◆ Description of the task: Lines containing the string "this" are to be counted; report only how many there are.

◆ Given information:
---
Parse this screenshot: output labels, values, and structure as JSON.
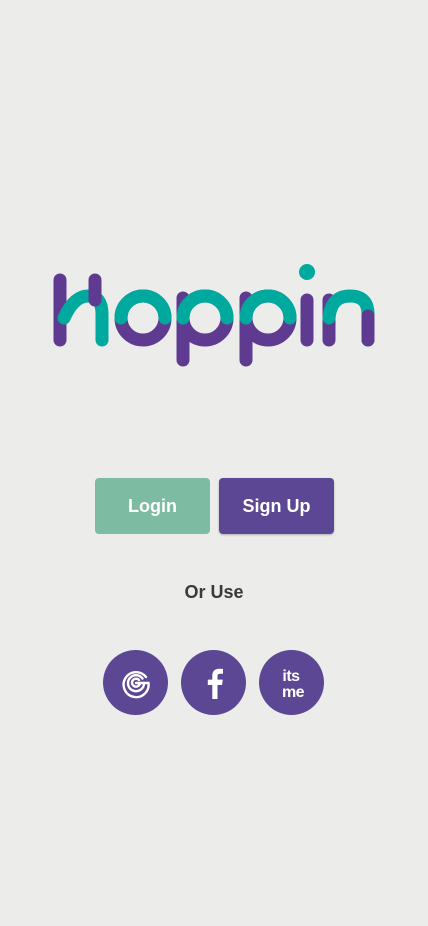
{
  "brand": {
    "logo_text": "hoppin",
    "colors": {
      "teal": "#00a99d",
      "purple": "#5e3b91",
      "background": "#ececea"
    }
  },
  "auth": {
    "login_label": "Login",
    "signup_label": "Sign Up",
    "login_color": "#7dbba2",
    "signup_color": "#5b4794"
  },
  "alt_login": {
    "divider_text": "Or Use",
    "providers": [
      {
        "name": "Google",
        "icon": "google-icon"
      },
      {
        "name": "Facebook",
        "icon": "facebook-icon"
      },
      {
        "name": "itsme",
        "icon": "itsme-icon",
        "icon_text": [
          "its",
          "me"
        ]
      }
    ]
  }
}
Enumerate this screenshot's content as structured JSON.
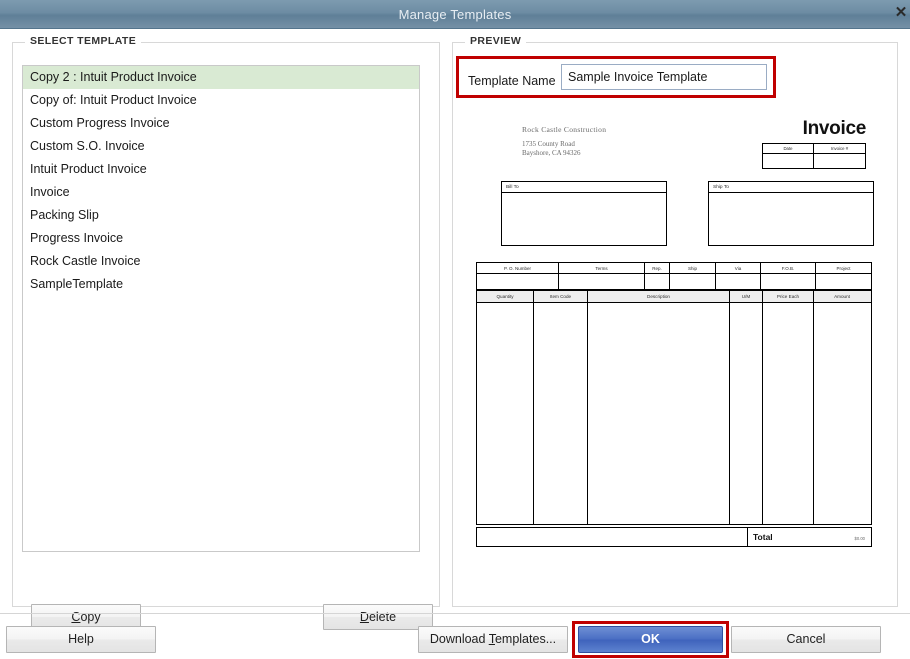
{
  "window": {
    "title": "Manage Templates",
    "close_icon": "close-icon",
    "close_glyph": "✕"
  },
  "select_template": {
    "legend": "SELECT TEMPLATE",
    "items": [
      {
        "label": "Copy 2 : Intuit Product Invoice",
        "selected": true
      },
      {
        "label": "Copy of: Intuit Product Invoice",
        "selected": false
      },
      {
        "label": "Custom Progress Invoice",
        "selected": false
      },
      {
        "label": "Custom S.O. Invoice",
        "selected": false
      },
      {
        "label": "Intuit Product Invoice",
        "selected": false
      },
      {
        "label": "Invoice",
        "selected": false
      },
      {
        "label": "Packing Slip",
        "selected": false
      },
      {
        "label": "Progress Invoice",
        "selected": false
      },
      {
        "label": "Rock Castle Invoice",
        "selected": false
      },
      {
        "label": "SampleTemplate",
        "selected": false
      }
    ],
    "copy_label": "Copy",
    "copy_accel": "C",
    "copy_rest": "opy",
    "delete_label": "Delete",
    "delete_accel": "D",
    "delete_rest": "elete"
  },
  "preview": {
    "legend": "PREVIEW",
    "template_name_label": "Template Name",
    "template_name_value": "Sample Invoice Template",
    "template_name_placeholder": "Template Name"
  },
  "invoice": {
    "company_name": "Rock Castle Construction",
    "address_line1": "1735 County Road",
    "address_line2": "Bayshore, CA 94326",
    "doc_title": "Invoice",
    "date_header": "Date",
    "invoice_number_header": "Invoice #",
    "bill_to_header": "Bill To",
    "ship_to_header": "Ship To",
    "terms_headers": [
      "P. O. Number",
      "Terms",
      "Rep.",
      "Ship",
      "Via",
      "F.O.B.",
      "Project"
    ],
    "item_headers": [
      "Quantity",
      "Item Code",
      "Description",
      "U/M",
      "Price Each",
      "Amount"
    ],
    "total_label": "Total",
    "total_amount": "$0.00"
  },
  "footer": {
    "help_label": "Help",
    "download_label": "Download Templates...",
    "download_accel_pre": "Download ",
    "download_accel": "T",
    "download_accel_post": "emplates...",
    "ok_label": "OK",
    "cancel_label": "Cancel"
  },
  "annotations": {
    "highlight_color": "#c00000",
    "template_name_highlight": "template-name-highlight",
    "ok_highlight": "ok-button-highlight"
  },
  "colors": {
    "titlebar": "#6d8ca3",
    "selection": "#d9ead3",
    "ok_button": "#4a6fc4",
    "annotation_red": "#c00000"
  }
}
---
◆ Answer to the exercise: 2